→ A block of data:
* START *

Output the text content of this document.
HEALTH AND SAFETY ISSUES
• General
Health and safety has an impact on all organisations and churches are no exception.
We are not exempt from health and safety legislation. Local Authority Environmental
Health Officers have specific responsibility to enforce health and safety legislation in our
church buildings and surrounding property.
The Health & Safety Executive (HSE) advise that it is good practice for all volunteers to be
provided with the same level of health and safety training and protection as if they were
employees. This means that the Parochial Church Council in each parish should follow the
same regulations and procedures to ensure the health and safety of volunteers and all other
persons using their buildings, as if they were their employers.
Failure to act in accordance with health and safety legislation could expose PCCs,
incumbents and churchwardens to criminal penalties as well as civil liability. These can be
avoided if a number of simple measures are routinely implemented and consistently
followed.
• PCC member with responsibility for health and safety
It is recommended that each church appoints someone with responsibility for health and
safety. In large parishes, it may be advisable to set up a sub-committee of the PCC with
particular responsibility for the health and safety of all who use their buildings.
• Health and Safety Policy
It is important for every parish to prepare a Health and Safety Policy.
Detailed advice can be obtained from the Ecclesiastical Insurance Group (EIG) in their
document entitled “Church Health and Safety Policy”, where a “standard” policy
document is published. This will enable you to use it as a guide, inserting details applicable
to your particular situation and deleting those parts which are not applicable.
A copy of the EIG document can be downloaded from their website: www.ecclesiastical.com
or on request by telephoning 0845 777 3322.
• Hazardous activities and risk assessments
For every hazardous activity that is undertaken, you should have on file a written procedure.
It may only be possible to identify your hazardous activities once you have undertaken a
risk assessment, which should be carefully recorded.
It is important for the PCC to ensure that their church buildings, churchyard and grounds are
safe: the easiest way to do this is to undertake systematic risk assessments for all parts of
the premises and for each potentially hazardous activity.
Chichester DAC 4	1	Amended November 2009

* END *

→ What you have to do:
From the entries above, list each line with "they" in it.

→ Result of the task:
provided with the same level of health and safety training and protection as if they were
persons using their buildings, as if they were their employers.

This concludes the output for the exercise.